• _What to work on_:
Each line containing the word "category" needs to be copied.

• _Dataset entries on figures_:
====================
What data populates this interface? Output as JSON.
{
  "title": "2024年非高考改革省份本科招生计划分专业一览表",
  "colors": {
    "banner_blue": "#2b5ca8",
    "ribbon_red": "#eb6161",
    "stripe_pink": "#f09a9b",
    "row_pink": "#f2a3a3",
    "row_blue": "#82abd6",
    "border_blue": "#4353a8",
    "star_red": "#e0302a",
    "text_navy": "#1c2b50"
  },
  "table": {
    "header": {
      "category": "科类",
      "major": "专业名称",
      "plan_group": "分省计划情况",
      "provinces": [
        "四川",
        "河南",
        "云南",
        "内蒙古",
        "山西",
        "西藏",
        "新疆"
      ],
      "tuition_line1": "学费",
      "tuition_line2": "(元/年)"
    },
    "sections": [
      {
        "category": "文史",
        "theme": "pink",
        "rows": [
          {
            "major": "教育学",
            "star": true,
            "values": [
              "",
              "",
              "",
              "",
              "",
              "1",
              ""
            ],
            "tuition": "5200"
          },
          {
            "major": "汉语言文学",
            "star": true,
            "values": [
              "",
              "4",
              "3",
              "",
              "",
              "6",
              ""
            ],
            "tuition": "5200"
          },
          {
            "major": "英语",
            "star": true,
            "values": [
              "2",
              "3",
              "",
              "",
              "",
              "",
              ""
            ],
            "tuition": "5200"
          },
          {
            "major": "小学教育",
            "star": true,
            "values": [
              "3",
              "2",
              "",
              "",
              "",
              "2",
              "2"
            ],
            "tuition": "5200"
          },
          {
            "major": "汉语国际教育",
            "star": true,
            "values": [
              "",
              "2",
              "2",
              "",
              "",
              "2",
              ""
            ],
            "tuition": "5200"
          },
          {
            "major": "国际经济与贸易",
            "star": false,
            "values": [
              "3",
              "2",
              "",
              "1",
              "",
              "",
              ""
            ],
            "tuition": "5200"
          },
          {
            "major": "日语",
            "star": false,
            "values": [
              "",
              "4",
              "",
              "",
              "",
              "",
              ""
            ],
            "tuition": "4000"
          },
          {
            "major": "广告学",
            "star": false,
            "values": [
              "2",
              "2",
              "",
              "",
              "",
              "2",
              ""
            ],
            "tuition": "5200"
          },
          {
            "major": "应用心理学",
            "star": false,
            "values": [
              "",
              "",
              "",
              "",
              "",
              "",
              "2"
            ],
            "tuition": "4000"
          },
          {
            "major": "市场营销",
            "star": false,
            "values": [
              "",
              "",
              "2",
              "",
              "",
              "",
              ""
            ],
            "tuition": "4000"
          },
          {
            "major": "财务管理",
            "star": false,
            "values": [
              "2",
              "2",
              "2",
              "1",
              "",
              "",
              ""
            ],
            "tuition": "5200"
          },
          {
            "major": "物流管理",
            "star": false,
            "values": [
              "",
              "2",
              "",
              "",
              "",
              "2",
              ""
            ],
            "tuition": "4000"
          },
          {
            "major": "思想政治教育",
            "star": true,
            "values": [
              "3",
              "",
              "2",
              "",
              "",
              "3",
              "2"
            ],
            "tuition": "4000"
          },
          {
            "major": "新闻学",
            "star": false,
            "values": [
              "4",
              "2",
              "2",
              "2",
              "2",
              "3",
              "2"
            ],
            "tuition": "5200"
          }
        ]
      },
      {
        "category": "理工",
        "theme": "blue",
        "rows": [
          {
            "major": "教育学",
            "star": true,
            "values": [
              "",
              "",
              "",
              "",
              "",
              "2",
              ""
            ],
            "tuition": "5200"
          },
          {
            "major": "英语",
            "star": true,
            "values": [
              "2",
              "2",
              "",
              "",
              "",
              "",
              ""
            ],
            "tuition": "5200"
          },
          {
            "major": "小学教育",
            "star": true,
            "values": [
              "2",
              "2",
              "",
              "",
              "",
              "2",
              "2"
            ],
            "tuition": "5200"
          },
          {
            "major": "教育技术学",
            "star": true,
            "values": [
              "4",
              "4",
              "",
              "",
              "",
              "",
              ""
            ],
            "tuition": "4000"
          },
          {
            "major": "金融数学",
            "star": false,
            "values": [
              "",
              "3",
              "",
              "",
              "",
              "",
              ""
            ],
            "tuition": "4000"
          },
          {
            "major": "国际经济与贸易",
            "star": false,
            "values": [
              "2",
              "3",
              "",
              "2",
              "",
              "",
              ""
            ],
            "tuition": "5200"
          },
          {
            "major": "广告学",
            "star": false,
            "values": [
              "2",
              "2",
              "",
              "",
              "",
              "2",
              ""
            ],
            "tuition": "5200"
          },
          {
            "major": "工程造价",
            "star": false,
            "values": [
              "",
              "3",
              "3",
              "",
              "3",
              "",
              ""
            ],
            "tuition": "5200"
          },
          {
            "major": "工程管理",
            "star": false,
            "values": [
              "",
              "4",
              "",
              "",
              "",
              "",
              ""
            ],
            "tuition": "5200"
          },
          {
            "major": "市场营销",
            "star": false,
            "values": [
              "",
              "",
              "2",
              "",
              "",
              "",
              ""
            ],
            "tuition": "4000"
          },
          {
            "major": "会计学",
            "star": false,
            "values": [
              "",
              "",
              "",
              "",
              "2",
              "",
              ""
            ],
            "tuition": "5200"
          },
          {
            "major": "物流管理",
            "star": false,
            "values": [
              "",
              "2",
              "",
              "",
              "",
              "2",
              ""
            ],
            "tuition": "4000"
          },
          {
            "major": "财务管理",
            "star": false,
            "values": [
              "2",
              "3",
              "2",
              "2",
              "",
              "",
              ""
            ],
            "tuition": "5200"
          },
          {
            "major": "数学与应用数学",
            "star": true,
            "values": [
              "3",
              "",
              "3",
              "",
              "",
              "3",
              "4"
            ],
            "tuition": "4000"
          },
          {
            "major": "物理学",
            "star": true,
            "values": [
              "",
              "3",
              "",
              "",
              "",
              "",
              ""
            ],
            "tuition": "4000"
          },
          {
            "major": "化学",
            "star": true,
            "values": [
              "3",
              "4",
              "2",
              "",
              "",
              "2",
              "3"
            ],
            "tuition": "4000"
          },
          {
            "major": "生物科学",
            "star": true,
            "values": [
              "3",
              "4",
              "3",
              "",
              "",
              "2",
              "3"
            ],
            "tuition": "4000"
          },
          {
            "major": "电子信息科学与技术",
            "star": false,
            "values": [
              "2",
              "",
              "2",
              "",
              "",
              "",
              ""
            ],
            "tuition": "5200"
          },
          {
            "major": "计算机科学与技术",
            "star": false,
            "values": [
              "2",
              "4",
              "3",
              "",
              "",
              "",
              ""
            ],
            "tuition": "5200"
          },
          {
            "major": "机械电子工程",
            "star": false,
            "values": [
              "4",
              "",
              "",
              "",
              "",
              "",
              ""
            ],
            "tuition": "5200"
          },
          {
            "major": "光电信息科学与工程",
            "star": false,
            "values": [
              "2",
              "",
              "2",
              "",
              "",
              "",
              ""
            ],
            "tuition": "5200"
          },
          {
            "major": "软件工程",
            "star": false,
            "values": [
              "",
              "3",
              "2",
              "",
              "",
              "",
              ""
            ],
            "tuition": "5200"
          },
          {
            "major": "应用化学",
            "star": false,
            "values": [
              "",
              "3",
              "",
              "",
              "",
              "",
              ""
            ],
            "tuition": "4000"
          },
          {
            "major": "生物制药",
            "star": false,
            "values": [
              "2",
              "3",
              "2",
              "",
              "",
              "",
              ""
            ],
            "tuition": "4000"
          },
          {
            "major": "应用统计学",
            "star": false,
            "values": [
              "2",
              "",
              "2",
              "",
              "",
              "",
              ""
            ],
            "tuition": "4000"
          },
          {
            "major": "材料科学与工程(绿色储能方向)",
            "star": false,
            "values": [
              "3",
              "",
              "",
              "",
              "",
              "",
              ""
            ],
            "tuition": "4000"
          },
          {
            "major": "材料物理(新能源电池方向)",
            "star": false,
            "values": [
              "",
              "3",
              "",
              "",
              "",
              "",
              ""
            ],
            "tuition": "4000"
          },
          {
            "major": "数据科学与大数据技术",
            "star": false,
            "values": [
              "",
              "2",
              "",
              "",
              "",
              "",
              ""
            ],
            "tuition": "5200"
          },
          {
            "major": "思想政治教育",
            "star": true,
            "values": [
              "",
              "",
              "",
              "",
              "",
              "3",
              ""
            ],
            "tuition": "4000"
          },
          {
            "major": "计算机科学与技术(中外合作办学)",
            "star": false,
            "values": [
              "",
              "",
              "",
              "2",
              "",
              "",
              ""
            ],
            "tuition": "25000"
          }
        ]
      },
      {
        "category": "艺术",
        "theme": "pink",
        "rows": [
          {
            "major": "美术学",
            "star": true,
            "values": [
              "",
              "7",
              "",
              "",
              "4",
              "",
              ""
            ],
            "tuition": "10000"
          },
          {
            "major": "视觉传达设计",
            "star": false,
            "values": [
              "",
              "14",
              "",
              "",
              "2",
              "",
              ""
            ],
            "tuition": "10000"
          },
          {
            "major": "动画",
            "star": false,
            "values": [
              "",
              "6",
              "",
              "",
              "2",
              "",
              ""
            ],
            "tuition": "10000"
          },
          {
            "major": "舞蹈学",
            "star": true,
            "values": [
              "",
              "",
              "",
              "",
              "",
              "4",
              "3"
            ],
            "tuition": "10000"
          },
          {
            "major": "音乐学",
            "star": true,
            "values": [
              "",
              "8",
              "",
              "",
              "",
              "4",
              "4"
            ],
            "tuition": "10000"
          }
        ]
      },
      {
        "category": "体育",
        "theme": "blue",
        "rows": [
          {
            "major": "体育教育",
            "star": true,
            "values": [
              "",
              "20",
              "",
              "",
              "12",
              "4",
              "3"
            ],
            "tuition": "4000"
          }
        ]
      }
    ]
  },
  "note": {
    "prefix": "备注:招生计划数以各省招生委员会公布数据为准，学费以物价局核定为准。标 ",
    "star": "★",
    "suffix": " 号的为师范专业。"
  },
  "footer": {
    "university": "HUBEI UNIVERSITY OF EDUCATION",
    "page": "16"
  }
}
====================
• _Task solution_:
      "category": "科类",
        "category": "文史",
        "category": "理工",
        "category": "艺术",
        "category": "体育",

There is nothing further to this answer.